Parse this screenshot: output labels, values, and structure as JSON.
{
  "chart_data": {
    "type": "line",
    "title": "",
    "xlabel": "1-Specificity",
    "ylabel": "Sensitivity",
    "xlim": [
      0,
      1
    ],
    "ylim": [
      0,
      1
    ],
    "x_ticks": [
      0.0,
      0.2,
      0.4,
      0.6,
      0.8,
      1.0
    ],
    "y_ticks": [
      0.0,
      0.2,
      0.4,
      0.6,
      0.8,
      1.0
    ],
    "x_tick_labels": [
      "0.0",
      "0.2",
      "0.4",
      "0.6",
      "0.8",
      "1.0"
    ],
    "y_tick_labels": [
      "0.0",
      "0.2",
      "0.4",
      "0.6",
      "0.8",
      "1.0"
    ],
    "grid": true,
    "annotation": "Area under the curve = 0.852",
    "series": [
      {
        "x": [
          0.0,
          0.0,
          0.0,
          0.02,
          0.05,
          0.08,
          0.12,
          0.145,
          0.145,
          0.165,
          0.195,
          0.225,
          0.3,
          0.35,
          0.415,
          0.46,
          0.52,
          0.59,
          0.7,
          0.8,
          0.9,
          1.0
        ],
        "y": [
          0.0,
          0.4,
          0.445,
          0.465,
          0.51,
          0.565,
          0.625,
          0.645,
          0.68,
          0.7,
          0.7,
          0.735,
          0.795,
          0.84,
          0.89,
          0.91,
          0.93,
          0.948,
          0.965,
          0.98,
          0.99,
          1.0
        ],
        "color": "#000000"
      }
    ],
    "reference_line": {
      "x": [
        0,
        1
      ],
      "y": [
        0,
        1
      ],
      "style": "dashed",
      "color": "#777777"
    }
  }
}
::::
## What you need to do:
Make a verbatim copy of every entry shown above.

## Expected output:
Parse this screenshot: output labels, values, and structure as JSON.
{
  "chart_data": {
    "type": "line",
    "title": "",
    "xlabel": "1-Specificity",
    "ylabel": "Sensitivity",
    "xlim": [
      0,
      1
    ],
    "ylim": [
      0,
      1
    ],
    "x_ticks": [
      0.0,
      0.2,
      0.4,
      0.6,
      0.8,
      1.0
    ],
    "y_ticks": [
      0.0,
      0.2,
      0.4,
      0.6,
      0.8,
      1.0
    ],
    "x_tick_labels": [
      "0.0",
      "0.2",
      "0.4",
      "0.6",
      "0.8",
      "1.0"
    ],
    "y_tick_labels": [
      "0.0",
      "0.2",
      "0.4",
      "0.6",
      "0.8",
      "1.0"
    ],
    "grid": true,
    "annotation": "Area under the curve = 0.852",
    "series": [
      {
        "x": [
          0.0,
          0.0,
          0.0,
          0.02,
          0.05,
          0.08,
          0.12,
          0.145,
          0.145,
          0.165,
          0.195,
          0.225,
          0.3,
          0.35,
          0.415,
          0.46,
          0.52,
          0.59,
          0.7,
          0.8,
          0.9,
          1.0
        ],
        "y": [
          0.0,
          0.4,
          0.445,
          0.465,
          0.51,
          0.565,
          0.625,
          0.645,
          0.68,
          0.7,
          0.7,
          0.735,
          0.795,
          0.84,
          0.89,
          0.91,
          0.93,
          0.948,
          0.965,
          0.98,
          0.99,
          1.0
        ],
        "color": "#000000"
      }
    ],
    "reference_line": {
      "x": [
        0,
        1
      ],
      "y": [
        0,
        1
      ],
      "style": "dashed",
      "color": "#777777"
    }
  }
}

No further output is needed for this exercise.